===== Listed entries =====

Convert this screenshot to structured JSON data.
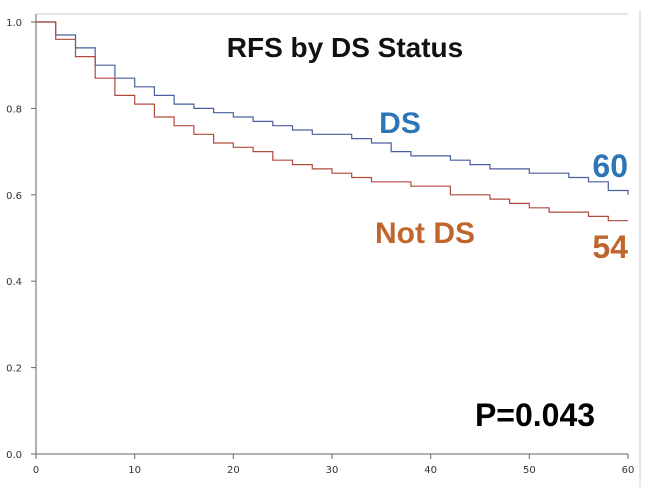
{
  "chart_data": {
    "type": "line",
    "title": "RFS by DS Status",
    "xlabel": "",
    "ylabel": "",
    "xlim": [
      0,
      60
    ],
    "ylim": [
      0,
      1
    ],
    "x_ticks": [
      "0",
      "10",
      "20",
      "30",
      "40",
      "50",
      "60"
    ],
    "y_ticks": [
      "0.0",
      "0.2",
      "0.4",
      "0.6",
      "0.8",
      "1.0"
    ],
    "grid": false,
    "step": true,
    "series": [
      {
        "name": "DS",
        "color": "#4a5f9e",
        "label_color": "#2e75b6",
        "end_label": "60",
        "x": [
          0,
          2,
          4,
          6,
          8,
          10,
          12,
          14,
          16,
          18,
          20,
          22,
          24,
          26,
          28,
          30,
          32,
          34,
          36,
          38,
          40,
          42,
          44,
          46,
          48,
          50,
          52,
          54,
          56,
          58,
          60
        ],
        "y": [
          1.0,
          0.97,
          0.94,
          0.9,
          0.87,
          0.85,
          0.83,
          0.81,
          0.8,
          0.79,
          0.78,
          0.77,
          0.76,
          0.75,
          0.74,
          0.74,
          0.73,
          0.72,
          0.7,
          0.69,
          0.69,
          0.68,
          0.67,
          0.66,
          0.66,
          0.65,
          0.65,
          0.64,
          0.63,
          0.61,
          0.6
        ]
      },
      {
        "name": "Not DS",
        "color": "#b04a3c",
        "label_color": "#c0662c",
        "end_label": "54",
        "x": [
          0,
          2,
          4,
          6,
          8,
          10,
          12,
          14,
          16,
          18,
          20,
          22,
          24,
          26,
          28,
          30,
          32,
          34,
          36,
          38,
          40,
          42,
          44,
          46,
          48,
          50,
          52,
          54,
          56,
          58,
          60
        ],
        "y": [
          1.0,
          0.96,
          0.92,
          0.87,
          0.83,
          0.81,
          0.78,
          0.76,
          0.74,
          0.72,
          0.71,
          0.7,
          0.68,
          0.67,
          0.66,
          0.65,
          0.64,
          0.63,
          0.63,
          0.62,
          0.62,
          0.6,
          0.6,
          0.59,
          0.58,
          0.57,
          0.56,
          0.56,
          0.55,
          0.54,
          0.54
        ]
      }
    ],
    "annotation": "P=0.043"
  }
}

=====

(What you should do) Repeat the data exactly in full, omitting its pictures.

(Result of the task)
Convert this screenshot to structured JSON data.
{
  "chart_data": {
    "type": "line",
    "title": "RFS by DS Status",
    "xlabel": "",
    "ylabel": "",
    "xlim": [
      0,
      60
    ],
    "ylim": [
      0,
      1
    ],
    "x_ticks": [
      "0",
      "10",
      "20",
      "30",
      "40",
      "50",
      "60"
    ],
    "y_ticks": [
      "0.0",
      "0.2",
      "0.4",
      "0.6",
      "0.8",
      "1.0"
    ],
    "grid": false,
    "step": true,
    "series": [
      {
        "name": "DS",
        "color": "#4a5f9e",
        "label_color": "#2e75b6",
        "end_label": "60",
        "x": [
          0,
          2,
          4,
          6,
          8,
          10,
          12,
          14,
          16,
          18,
          20,
          22,
          24,
          26,
          28,
          30,
          32,
          34,
          36,
          38,
          40,
          42,
          44,
          46,
          48,
          50,
          52,
          54,
          56,
          58,
          60
        ],
        "y": [
          1.0,
          0.97,
          0.94,
          0.9,
          0.87,
          0.85,
          0.83,
          0.81,
          0.8,
          0.79,
          0.78,
          0.77,
          0.76,
          0.75,
          0.74,
          0.74,
          0.73,
          0.72,
          0.7,
          0.69,
          0.69,
          0.68,
          0.67,
          0.66,
          0.66,
          0.65,
          0.65,
          0.64,
          0.63,
          0.61,
          0.6
        ]
      },
      {
        "name": "Not DS",
        "color": "#b04a3c",
        "label_color": "#c0662c",
        "end_label": "54",
        "x": [
          0,
          2,
          4,
          6,
          8,
          10,
          12,
          14,
          16,
          18,
          20,
          22,
          24,
          26,
          28,
          30,
          32,
          34,
          36,
          38,
          40,
          42,
          44,
          46,
          48,
          50,
          52,
          54,
          56,
          58,
          60
        ],
        "y": [
          1.0,
          0.96,
          0.92,
          0.87,
          0.83,
          0.81,
          0.78,
          0.76,
          0.74,
          0.72,
          0.71,
          0.7,
          0.68,
          0.67,
          0.66,
          0.65,
          0.64,
          0.63,
          0.63,
          0.62,
          0.62,
          0.6,
          0.6,
          0.59,
          0.58,
          0.57,
          0.56,
          0.56,
          0.55,
          0.54,
          0.54
        ]
      }
    ],
    "annotation": "P=0.043"
  }
}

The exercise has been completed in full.